● **Exercise prompt**
Write out, word for word, the data from its first line through the line containing "table-row xyxy=(8,185,645,198)", including both of those lines.

** start of Raw records **

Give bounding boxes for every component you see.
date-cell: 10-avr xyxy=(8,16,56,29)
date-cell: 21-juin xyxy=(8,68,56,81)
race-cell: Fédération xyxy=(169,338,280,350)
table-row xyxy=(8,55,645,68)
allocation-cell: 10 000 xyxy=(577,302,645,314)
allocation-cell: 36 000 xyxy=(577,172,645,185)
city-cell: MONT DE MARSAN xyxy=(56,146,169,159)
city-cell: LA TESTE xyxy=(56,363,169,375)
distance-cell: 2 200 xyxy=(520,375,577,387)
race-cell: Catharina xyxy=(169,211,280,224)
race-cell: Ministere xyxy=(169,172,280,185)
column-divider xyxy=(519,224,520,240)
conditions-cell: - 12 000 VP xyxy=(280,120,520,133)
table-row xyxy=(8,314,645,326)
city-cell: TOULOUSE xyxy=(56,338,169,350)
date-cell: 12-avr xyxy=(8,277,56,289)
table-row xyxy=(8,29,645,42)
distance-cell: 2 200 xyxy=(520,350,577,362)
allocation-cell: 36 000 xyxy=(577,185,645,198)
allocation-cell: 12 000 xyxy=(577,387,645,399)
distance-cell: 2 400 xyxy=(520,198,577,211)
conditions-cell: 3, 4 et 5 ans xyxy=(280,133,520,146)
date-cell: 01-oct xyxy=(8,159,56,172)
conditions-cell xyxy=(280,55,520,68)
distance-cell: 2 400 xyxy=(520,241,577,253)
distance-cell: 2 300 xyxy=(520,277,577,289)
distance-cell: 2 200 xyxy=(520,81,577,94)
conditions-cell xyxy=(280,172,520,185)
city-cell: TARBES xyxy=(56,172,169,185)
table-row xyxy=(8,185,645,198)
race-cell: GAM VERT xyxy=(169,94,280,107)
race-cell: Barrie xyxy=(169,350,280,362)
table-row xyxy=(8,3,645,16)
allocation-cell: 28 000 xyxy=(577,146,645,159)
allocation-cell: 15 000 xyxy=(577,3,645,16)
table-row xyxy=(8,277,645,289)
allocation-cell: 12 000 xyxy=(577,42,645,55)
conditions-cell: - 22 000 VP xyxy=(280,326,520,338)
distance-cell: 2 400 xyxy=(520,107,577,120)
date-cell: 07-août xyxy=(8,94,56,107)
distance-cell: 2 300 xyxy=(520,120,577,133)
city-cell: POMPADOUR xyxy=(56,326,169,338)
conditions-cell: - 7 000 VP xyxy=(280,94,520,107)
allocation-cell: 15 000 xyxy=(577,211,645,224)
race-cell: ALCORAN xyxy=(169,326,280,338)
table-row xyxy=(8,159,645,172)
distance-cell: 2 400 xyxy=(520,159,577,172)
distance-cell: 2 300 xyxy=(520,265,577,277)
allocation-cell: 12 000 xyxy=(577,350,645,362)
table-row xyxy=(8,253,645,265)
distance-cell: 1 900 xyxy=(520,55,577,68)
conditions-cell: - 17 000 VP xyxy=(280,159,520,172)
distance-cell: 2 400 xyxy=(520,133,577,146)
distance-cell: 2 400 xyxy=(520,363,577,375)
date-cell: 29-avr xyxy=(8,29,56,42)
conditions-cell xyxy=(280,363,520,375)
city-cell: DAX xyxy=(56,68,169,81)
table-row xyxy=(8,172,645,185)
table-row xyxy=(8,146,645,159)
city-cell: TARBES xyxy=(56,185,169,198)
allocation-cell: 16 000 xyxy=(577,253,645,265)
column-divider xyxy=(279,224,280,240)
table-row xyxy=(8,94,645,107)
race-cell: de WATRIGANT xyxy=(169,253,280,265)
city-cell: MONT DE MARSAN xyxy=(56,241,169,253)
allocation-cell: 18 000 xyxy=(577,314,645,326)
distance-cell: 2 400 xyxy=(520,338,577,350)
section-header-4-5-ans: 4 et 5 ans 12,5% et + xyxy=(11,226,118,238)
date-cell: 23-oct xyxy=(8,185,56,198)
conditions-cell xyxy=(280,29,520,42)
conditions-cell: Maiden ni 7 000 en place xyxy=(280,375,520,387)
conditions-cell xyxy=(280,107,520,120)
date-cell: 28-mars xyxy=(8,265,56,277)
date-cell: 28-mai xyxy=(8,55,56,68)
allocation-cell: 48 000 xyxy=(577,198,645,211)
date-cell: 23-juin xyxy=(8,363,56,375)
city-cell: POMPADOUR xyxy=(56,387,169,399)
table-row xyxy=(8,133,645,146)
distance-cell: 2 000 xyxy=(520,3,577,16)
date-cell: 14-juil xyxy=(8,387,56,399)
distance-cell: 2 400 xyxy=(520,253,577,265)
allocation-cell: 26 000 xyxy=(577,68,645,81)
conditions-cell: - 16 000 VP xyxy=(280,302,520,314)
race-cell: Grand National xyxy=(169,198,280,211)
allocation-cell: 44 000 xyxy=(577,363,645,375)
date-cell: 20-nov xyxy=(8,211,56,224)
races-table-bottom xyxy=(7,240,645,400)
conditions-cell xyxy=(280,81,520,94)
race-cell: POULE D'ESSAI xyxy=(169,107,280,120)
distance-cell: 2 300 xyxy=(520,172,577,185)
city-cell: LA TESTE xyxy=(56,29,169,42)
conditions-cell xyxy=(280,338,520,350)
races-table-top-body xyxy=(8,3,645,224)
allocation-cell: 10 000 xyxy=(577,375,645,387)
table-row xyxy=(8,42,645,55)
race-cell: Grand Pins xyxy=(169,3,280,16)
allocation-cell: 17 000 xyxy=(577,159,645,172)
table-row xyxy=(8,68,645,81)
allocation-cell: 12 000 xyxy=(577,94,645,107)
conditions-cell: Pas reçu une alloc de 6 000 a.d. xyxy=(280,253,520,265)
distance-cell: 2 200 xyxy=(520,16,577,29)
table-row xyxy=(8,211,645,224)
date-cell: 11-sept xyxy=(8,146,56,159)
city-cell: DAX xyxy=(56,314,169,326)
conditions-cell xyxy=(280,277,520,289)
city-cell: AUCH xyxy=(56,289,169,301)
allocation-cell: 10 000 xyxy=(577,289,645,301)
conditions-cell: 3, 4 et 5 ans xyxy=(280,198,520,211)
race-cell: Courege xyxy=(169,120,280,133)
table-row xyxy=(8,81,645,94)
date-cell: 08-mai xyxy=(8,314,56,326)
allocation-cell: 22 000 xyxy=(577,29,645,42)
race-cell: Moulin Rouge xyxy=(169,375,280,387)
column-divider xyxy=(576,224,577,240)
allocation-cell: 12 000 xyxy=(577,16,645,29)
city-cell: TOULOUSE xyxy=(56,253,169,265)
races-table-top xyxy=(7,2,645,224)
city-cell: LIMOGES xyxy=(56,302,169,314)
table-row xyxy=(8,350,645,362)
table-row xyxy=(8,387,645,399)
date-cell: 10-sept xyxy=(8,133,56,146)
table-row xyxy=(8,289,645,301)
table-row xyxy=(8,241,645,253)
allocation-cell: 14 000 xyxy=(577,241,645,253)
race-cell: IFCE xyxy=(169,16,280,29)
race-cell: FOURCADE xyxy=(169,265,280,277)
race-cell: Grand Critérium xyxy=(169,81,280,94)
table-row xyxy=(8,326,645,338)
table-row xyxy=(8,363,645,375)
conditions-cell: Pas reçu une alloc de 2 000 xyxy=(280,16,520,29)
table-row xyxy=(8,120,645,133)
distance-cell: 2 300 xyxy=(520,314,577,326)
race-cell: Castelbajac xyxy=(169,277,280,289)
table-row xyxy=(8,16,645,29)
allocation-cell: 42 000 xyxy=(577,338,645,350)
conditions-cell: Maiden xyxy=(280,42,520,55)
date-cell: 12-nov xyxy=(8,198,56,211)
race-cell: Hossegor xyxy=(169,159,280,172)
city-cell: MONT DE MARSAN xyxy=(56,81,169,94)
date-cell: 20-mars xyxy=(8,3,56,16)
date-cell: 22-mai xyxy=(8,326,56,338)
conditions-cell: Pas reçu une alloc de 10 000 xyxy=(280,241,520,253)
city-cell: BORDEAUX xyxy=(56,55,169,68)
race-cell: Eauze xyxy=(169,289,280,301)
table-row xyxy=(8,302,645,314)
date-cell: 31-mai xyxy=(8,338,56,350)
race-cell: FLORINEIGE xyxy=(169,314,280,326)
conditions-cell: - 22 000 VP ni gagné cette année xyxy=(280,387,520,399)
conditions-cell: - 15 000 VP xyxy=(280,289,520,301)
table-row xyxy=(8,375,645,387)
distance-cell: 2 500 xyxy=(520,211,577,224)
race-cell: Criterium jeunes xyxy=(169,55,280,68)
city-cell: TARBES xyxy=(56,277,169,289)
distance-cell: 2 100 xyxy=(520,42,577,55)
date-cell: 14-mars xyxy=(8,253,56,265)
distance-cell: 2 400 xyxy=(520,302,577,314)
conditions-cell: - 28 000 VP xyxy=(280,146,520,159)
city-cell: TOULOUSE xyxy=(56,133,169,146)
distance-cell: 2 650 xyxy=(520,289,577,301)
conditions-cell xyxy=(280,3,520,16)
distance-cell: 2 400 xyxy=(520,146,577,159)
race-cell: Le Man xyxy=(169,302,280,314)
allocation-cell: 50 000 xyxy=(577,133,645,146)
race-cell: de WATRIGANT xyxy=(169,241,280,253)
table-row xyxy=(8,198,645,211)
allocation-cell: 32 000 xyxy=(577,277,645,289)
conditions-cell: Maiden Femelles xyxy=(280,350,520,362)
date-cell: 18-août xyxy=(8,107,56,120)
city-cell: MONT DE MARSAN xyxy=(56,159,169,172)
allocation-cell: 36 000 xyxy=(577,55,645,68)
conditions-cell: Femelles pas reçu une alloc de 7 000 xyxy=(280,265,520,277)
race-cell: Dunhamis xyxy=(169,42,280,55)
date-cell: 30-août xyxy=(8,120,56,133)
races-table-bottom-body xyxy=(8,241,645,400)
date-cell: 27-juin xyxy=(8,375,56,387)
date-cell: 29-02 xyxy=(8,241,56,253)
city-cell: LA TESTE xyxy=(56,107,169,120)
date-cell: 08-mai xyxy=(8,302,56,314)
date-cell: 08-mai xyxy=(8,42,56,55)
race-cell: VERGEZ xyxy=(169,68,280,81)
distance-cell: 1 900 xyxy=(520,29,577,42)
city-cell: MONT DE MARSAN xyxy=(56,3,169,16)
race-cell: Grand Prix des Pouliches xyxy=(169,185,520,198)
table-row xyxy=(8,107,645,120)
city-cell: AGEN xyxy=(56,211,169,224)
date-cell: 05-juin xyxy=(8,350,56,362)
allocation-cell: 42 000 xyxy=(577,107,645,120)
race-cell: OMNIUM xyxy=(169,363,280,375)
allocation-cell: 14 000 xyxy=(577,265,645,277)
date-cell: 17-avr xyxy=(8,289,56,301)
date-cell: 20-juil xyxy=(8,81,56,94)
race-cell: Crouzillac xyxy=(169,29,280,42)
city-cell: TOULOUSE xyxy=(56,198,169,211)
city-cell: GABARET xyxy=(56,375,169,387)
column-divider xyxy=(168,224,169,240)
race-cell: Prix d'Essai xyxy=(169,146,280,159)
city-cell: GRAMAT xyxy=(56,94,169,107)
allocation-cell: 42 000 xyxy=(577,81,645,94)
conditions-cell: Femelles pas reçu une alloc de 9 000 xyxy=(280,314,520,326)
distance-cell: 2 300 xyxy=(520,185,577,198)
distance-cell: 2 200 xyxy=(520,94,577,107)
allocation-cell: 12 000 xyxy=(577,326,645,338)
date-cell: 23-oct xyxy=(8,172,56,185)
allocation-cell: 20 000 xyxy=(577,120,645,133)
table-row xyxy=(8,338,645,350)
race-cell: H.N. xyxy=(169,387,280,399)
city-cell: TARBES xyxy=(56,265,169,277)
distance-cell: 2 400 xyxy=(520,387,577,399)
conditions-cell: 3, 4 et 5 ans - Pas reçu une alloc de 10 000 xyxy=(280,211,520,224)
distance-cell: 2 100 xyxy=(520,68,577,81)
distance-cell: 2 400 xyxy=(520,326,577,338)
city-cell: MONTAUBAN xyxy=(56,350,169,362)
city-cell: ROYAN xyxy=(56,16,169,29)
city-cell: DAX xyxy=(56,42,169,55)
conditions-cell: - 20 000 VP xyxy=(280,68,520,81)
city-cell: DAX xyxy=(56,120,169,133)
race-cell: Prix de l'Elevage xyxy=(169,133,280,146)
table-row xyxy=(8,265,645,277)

** end of Raw records **

● **Answer to the problem**
Give bounding boxes for every component you see.
date-cell: 10-avr xyxy=(8,16,56,29)
date-cell: 21-juin xyxy=(8,68,56,81)
race-cell: Fédération xyxy=(169,338,280,350)
table-row xyxy=(8,55,645,68)
allocation-cell: 10 000 xyxy=(577,302,645,314)
allocation-cell: 36 000 xyxy=(577,172,645,185)
city-cell: MONT DE MARSAN xyxy=(56,146,169,159)
city-cell: LA TESTE xyxy=(56,363,169,375)
distance-cell: 2 200 xyxy=(520,375,577,387)
race-cell: Catharina xyxy=(169,211,280,224)
race-cell: Ministere xyxy=(169,172,280,185)
column-divider xyxy=(519,224,520,240)
conditions-cell: - 12 000 VP xyxy=(280,120,520,133)
table-row xyxy=(8,314,645,326)
city-cell: TOULOUSE xyxy=(56,338,169,350)
date-cell: 12-avr xyxy=(8,277,56,289)
table-row xyxy=(8,29,645,42)
distance-cell: 2 200 xyxy=(520,350,577,362)
allocation-cell: 36 000 xyxy=(577,185,645,198)
allocation-cell: 12 000 xyxy=(577,387,645,399)
distance-cell: 2 400 xyxy=(520,198,577,211)
conditions-cell: 3, 4 et 5 ans xyxy=(280,133,520,146)
date-cell: 01-oct xyxy=(8,159,56,172)
conditions-cell xyxy=(280,55,520,68)
distance-cell: 2 400 xyxy=(520,241,577,253)
distance-cell: 2 300 xyxy=(520,277,577,289)
distance-cell: 2 200 xyxy=(520,81,577,94)
conditions-cell xyxy=(280,172,520,185)
city-cell: TARBES xyxy=(56,172,169,185)
table-row xyxy=(8,185,645,198)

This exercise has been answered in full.